> **WHAT IS BEING ASKED**:
Copy out all lines with the word "سمير" in them.

> **TASK DATA**:

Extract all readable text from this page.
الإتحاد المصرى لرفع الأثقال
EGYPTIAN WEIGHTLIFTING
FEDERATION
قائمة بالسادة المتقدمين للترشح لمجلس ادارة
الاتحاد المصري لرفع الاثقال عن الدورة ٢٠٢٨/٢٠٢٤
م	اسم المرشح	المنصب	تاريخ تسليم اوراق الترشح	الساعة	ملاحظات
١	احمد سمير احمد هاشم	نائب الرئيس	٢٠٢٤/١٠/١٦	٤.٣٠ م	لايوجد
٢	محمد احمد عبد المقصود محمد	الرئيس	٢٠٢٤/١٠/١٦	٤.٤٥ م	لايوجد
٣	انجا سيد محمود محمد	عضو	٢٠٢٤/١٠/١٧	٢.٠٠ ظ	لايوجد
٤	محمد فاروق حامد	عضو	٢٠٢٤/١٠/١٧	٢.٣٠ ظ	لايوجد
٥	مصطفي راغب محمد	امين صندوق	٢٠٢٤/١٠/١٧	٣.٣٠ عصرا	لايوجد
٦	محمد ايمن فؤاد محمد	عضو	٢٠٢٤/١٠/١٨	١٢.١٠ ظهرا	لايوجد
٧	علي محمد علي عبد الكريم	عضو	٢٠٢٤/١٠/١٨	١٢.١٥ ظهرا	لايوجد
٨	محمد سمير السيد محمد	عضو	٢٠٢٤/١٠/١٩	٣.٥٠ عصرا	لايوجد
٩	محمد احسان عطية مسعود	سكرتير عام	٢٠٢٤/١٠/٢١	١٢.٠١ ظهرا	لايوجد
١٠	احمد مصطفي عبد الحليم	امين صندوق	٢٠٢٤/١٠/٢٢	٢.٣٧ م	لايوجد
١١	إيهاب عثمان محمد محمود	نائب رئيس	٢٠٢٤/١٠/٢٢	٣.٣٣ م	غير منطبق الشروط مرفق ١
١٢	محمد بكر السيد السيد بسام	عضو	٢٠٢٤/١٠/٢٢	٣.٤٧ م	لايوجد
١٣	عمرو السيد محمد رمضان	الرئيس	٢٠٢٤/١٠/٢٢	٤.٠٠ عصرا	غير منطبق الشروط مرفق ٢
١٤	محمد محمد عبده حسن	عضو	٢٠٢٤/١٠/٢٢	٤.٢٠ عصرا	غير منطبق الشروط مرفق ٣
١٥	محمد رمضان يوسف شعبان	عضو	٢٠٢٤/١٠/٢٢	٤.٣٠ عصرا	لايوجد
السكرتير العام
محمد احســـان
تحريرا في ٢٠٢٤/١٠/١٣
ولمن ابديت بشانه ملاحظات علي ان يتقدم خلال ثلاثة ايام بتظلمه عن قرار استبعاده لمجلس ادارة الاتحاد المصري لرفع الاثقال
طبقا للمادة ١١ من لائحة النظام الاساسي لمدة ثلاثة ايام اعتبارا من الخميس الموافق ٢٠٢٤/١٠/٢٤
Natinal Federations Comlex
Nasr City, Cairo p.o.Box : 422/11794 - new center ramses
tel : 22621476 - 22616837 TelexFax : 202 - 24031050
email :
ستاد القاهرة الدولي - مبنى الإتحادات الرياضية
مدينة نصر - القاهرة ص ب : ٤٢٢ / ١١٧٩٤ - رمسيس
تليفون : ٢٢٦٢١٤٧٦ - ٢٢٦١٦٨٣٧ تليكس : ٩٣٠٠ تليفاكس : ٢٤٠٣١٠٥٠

> **RESULT FOR THIS EXERCISE**:
١	احمد سمير احمد هاشم	نائب الرئيس	٢٠٢٤/١٠/١٦	٤.٣٠ م	لايوجد
٨	محمد سمير السيد محمد	عضو	٢٠٢٤/١٠/١٩	٣.٥٠ عصرا	لايوجد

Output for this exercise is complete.